SET PROBLEM
Return, word for word, every line that follows.
-.-.-
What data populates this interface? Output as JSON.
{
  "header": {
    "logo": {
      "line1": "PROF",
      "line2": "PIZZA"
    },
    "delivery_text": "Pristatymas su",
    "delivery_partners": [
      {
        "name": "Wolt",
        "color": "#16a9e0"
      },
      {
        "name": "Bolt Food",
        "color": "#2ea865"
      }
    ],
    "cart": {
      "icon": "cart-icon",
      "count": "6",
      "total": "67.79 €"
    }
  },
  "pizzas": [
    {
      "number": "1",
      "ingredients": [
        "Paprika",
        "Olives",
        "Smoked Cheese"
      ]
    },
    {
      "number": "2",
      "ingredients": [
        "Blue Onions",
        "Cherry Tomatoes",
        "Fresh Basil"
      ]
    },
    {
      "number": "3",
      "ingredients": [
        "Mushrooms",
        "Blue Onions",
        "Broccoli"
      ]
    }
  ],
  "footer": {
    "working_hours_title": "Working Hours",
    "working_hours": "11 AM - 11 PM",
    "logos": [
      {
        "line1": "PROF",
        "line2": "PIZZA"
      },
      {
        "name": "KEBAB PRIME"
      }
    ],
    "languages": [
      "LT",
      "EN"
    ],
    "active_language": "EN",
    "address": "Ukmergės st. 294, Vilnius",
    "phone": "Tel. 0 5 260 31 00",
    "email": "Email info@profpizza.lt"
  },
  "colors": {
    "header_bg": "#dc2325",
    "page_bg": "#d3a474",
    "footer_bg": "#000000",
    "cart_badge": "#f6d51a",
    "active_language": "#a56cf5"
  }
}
-.-.-
SOLUTION TO THIS TASK
What data populates this interface? Output as JSON.
{
  "header": {
    "logo": {
      "line1": "PROF",
      "line2": "PIZZA"
    },
    "delivery_text": "Pristatymas su",
    "delivery_partners": [
      {
        "name": "Wolt",
        "color": "#16a9e0"
      },
      {
        "name": "Bolt Food",
        "color": "#2ea865"
      }
    ],
    "cart": {
      "icon": "cart-icon",
      "count": "6",
      "total": "67.79 €"
    }
  },
  "pizzas": [
    {
      "number": "1",
      "ingredients": [
        "Paprika",
        "Olives",
        "Smoked Cheese"
      ]
    },
    {
      "number": "2",
      "ingredients": [
        "Blue Onions",
        "Cherry Tomatoes",
        "Fresh Basil"
      ]
    },
    {
      "number": "3",
      "ingredients": [
        "Mushrooms",
        "Blue Onions",
        "Broccoli"
      ]
    }
  ],
  "footer": {
    "working_hours_title": "Working Hours",
    "working_hours": "11 AM - 11 PM",
    "logos": [
      {
        "line1": "PROF",
        "line2": "PIZZA"
      },
      {
        "name": "KEBAB PRIME"
      }
    ],
    "languages": [
      "LT",
      "EN"
    ],
    "active_language": "EN",
    "address": "Ukmergės st. 294, Vilnius",
    "phone": "Tel. 0 5 260 31 00",
    "email": "Email info@profpizza.lt"
  },
  "colors": {
    "header_bg": "#dc2325",
    "page_bg": "#d3a474",
    "footer_bg": "#000000",
    "cart_badge": "#f6d51a",
    "active_language": "#a56cf5"
  }
}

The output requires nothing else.